◆ Given records ◆

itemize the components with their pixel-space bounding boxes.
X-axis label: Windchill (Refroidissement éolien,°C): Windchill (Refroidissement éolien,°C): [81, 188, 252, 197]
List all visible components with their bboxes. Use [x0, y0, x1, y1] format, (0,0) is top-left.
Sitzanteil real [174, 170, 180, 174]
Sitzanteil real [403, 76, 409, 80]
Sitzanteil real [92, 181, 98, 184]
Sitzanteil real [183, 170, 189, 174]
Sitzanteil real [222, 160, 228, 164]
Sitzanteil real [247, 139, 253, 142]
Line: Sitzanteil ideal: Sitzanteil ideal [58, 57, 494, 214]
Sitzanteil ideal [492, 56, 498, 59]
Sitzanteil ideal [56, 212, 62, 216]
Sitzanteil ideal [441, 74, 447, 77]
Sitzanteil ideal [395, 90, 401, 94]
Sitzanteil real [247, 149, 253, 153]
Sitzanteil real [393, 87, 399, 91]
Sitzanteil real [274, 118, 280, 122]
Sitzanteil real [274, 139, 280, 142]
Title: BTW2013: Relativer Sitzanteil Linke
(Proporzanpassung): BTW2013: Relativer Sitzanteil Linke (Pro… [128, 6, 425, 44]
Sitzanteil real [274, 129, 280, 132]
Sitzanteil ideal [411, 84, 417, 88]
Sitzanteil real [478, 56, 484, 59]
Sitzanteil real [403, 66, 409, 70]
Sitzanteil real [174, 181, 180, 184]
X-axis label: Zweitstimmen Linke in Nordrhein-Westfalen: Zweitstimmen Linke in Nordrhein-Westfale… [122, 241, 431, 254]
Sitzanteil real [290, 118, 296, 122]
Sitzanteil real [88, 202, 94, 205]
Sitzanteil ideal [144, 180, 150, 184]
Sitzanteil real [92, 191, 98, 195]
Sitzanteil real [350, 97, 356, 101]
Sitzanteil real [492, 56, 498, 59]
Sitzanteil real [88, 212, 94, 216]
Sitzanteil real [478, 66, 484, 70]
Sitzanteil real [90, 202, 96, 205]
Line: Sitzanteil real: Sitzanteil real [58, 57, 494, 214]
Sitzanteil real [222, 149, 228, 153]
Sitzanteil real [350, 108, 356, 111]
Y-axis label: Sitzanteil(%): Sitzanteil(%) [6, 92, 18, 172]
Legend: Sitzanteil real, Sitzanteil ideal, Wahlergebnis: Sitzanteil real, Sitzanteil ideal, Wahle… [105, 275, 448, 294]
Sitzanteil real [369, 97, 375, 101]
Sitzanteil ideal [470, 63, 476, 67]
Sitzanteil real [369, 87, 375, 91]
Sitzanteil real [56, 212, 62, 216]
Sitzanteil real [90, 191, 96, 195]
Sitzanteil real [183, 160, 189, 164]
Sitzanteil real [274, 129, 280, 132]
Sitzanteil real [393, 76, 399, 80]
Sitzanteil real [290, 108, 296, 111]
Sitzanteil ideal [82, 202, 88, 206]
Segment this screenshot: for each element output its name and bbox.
---
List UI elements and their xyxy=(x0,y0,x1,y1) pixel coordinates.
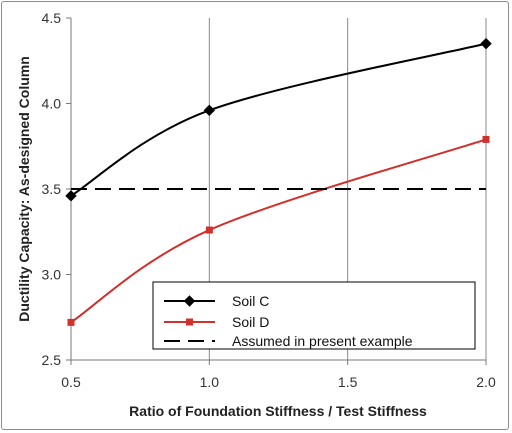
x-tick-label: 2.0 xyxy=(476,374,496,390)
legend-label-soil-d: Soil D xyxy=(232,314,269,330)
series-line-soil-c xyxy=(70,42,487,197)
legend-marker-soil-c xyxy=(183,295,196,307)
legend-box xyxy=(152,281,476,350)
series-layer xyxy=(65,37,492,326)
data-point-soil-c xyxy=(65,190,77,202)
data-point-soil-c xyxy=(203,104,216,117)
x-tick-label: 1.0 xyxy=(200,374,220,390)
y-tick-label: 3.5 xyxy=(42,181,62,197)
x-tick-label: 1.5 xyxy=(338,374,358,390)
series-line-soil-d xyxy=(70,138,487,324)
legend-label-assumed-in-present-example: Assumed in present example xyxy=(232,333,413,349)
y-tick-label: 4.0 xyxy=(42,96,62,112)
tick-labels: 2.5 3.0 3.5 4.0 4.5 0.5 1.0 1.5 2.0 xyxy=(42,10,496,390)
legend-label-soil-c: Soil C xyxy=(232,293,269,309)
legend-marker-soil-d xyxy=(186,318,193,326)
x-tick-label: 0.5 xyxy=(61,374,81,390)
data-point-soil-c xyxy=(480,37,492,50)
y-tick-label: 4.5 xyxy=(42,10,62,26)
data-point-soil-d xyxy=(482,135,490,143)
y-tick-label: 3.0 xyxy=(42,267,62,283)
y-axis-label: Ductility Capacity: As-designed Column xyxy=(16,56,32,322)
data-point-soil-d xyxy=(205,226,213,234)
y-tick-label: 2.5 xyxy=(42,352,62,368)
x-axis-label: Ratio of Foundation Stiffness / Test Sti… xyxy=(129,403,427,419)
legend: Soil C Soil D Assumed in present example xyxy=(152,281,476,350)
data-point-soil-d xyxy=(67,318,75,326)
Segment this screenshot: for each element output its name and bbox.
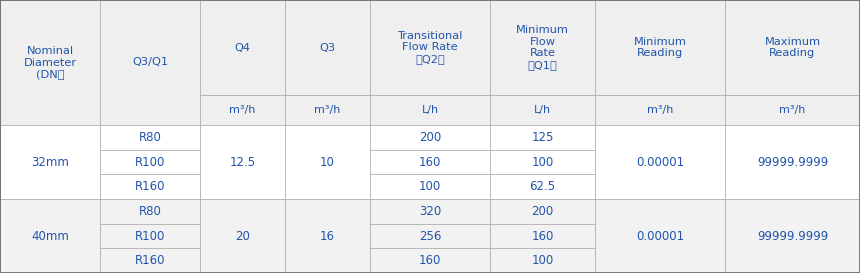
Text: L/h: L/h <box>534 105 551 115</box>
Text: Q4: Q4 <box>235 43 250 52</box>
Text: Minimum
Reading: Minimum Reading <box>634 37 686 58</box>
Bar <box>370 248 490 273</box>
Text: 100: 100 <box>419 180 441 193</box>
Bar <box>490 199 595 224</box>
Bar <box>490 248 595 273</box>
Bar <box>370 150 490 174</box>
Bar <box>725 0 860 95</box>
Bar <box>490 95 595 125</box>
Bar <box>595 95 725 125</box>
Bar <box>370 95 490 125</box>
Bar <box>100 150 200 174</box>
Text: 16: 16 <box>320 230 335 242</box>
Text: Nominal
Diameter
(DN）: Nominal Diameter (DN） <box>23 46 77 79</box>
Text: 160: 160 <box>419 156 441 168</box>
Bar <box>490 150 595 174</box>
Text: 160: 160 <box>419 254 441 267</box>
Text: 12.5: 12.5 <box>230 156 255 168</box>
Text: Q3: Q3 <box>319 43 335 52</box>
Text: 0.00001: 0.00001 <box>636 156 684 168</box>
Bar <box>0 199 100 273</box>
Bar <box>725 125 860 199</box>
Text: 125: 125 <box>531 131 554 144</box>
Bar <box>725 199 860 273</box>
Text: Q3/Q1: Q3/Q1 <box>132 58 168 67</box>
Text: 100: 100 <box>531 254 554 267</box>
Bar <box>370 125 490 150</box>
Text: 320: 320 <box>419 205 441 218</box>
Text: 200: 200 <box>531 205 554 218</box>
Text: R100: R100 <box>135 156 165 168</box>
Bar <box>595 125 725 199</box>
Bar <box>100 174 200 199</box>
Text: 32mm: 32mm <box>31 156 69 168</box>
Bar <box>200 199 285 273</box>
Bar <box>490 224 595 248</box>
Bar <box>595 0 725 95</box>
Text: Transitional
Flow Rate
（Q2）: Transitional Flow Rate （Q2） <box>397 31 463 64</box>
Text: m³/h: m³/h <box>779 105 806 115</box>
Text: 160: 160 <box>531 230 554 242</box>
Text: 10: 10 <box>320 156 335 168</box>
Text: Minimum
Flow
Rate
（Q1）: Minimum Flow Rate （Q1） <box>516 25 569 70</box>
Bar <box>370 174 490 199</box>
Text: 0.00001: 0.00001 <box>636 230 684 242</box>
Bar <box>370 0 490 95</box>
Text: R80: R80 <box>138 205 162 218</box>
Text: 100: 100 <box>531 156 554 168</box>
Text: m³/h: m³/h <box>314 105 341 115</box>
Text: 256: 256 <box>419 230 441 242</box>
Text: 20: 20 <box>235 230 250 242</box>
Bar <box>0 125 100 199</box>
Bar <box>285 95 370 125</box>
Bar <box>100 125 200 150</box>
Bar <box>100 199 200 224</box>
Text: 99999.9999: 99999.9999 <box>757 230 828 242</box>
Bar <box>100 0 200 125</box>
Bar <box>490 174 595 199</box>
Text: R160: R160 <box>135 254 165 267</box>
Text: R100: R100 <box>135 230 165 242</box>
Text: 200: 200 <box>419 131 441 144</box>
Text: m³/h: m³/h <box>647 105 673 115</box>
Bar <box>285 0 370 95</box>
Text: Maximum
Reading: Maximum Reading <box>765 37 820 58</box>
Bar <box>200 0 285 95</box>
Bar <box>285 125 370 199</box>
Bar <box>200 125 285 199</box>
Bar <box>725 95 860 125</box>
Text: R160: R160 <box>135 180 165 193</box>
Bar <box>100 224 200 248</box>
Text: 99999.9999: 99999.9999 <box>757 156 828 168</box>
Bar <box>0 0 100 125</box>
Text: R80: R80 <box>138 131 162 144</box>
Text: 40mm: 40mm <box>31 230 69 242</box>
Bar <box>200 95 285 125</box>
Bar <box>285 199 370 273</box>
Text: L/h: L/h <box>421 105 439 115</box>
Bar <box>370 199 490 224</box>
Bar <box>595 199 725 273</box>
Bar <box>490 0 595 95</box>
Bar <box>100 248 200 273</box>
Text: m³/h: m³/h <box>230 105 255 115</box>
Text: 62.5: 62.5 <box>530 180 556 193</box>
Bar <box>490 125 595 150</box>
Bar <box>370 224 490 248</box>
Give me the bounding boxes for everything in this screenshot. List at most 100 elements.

◆ Task directions ◆
Copy the material above word for word, everything from the line containing "itemize the components" down to the line containing "Sitzanteil ideal [56, 212, 62, 216]", including both of those lines.

◆ Solution to the exercise ◆
itemize the components with their pixel-space bounding boxes.
X-axis label: Windchill (Refroidissement éolien,°C): Windchill (Refroidissement éolien,°C): [81, 188, 252, 197]
List all visible components with their bboxes. Use [x0, y0, x1, y1] format, (0,0) is top-left.
Sitzanteil real [174, 170, 180, 174]
Sitzanteil real [403, 76, 409, 80]
Sitzanteil real [92, 181, 98, 184]
Sitzanteil real [183, 170, 189, 174]
Sitzanteil real [222, 160, 228, 164]
Sitzanteil real [247, 139, 253, 142]
Line: Sitzanteil ideal: Sitzanteil ideal [58, 57, 494, 214]
Sitzanteil ideal [492, 56, 498, 59]
Sitzanteil ideal [56, 212, 62, 216]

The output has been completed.